start Supplied material

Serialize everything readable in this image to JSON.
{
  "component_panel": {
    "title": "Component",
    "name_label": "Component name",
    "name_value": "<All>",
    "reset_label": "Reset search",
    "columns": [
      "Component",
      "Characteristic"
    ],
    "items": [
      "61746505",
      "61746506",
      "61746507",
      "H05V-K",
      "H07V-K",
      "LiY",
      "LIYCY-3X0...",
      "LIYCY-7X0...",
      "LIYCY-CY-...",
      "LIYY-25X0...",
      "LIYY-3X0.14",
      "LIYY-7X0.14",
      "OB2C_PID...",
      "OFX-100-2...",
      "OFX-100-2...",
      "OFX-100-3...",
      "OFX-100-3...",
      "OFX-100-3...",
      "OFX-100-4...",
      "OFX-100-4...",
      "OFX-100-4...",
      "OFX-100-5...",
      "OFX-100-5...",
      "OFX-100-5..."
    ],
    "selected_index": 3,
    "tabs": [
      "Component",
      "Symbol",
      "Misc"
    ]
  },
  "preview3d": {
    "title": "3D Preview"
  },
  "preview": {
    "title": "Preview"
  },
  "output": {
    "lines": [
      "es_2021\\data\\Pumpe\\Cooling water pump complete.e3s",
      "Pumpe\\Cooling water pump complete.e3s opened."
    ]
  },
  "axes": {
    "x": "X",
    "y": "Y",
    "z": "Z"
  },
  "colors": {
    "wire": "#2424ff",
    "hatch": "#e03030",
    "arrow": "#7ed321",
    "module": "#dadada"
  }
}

end Supplied material
start Supplied material

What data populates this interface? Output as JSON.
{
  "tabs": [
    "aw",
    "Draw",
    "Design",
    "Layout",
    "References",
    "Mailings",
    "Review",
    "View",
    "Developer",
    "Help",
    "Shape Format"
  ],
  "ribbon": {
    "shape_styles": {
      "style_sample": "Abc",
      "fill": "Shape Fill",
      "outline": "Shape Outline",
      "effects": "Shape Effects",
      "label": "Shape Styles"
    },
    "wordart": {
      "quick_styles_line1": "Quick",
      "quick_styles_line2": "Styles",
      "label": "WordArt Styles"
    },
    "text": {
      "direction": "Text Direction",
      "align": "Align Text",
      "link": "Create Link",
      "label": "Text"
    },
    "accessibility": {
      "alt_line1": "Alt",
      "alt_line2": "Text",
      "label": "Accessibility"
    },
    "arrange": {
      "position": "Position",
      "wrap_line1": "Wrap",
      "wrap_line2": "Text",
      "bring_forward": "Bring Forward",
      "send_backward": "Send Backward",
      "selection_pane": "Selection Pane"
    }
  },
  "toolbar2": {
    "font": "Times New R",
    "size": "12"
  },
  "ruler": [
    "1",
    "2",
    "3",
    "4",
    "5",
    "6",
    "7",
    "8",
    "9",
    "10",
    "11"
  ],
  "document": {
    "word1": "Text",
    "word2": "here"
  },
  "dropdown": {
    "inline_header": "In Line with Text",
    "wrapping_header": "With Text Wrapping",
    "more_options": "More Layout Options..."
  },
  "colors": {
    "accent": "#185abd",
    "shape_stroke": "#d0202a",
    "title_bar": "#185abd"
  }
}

end Supplied material
start Supplied material

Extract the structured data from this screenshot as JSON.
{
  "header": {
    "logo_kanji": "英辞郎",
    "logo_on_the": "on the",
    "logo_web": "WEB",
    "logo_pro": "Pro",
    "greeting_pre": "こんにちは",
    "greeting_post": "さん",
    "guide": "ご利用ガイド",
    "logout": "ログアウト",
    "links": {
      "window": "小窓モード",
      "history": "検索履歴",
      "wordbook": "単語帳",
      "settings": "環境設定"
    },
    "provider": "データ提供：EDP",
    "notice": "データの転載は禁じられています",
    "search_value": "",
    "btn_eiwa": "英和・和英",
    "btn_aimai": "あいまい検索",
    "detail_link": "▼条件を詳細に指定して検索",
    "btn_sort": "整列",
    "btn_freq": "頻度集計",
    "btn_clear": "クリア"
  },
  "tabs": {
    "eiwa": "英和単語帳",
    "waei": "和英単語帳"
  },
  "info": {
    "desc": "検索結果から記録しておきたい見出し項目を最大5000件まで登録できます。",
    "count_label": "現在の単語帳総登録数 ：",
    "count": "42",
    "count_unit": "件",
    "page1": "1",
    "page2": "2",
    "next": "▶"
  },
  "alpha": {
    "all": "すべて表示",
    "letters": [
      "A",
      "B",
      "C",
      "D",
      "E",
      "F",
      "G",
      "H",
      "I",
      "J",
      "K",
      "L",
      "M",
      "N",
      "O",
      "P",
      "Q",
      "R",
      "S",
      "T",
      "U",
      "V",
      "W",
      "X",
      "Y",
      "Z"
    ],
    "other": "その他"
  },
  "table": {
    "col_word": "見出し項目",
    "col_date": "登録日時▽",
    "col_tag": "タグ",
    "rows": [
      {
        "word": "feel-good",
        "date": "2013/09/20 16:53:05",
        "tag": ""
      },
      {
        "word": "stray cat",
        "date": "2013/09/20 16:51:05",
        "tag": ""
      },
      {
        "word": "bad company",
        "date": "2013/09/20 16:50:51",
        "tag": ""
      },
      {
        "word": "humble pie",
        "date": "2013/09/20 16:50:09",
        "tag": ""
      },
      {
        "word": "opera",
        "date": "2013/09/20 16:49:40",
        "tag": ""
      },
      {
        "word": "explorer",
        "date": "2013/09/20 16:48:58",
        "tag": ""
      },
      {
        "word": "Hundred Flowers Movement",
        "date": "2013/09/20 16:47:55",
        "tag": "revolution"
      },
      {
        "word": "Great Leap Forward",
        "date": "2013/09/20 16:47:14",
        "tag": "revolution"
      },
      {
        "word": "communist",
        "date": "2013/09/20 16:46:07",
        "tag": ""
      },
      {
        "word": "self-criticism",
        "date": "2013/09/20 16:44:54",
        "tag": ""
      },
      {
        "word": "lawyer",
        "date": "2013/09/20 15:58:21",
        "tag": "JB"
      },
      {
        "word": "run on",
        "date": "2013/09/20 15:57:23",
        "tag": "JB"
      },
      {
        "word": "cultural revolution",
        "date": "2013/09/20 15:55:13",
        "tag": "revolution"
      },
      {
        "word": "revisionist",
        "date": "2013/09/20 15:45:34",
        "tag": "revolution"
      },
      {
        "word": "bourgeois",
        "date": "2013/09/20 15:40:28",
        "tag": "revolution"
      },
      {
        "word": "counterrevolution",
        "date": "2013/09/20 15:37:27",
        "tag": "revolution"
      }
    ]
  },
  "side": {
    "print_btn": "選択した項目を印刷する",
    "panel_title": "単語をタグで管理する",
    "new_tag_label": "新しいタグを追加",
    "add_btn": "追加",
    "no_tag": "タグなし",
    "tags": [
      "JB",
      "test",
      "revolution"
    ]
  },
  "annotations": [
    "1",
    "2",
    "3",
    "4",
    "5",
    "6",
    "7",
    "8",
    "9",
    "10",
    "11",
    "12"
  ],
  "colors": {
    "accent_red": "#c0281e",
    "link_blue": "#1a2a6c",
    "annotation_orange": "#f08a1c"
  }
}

end Supplied material

Short problem —
Show the lines from the data above that contain the string "water".

Complete output —
      "es_2021\\data\\Pumpe\\Cooling water pump complete.e3s",
      "Pumpe\\Cooling water pump complete.e3s opened."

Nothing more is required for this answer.